### What to work on
Count every line in the entries that contains "在平面内". Report that count alone.

Dataset items:
....

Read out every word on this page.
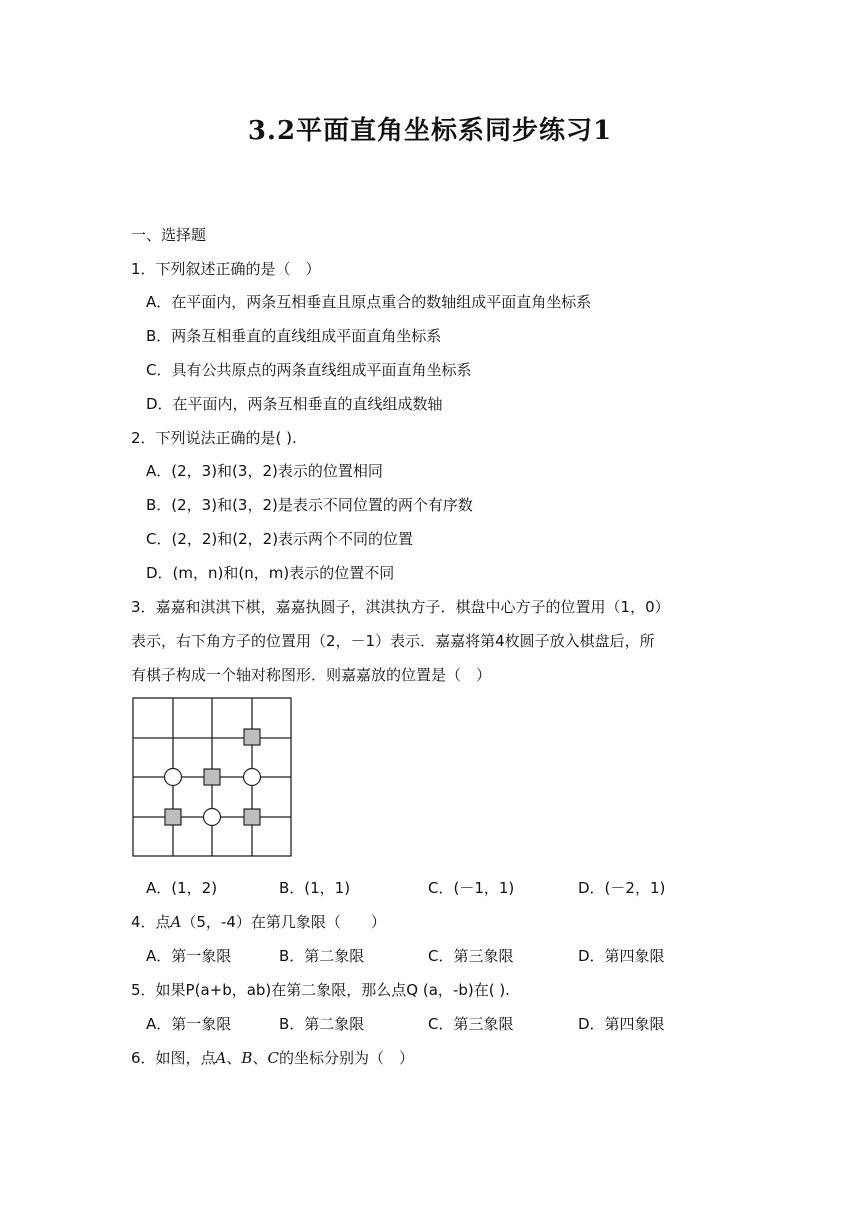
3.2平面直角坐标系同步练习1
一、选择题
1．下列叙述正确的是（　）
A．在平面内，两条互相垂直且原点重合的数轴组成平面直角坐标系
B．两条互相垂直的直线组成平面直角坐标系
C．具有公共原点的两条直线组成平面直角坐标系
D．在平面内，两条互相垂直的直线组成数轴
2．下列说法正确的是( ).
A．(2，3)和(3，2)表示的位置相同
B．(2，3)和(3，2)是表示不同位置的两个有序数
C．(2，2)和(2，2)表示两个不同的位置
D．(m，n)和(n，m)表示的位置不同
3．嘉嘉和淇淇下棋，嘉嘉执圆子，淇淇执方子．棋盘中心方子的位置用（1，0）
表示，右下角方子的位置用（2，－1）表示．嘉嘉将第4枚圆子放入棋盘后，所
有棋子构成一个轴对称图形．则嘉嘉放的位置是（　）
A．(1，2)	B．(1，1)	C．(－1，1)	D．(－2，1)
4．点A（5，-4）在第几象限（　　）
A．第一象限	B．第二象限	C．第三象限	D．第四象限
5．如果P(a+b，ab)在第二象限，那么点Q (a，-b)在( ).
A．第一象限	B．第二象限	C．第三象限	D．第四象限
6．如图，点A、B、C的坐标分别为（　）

....

### Exercise response
2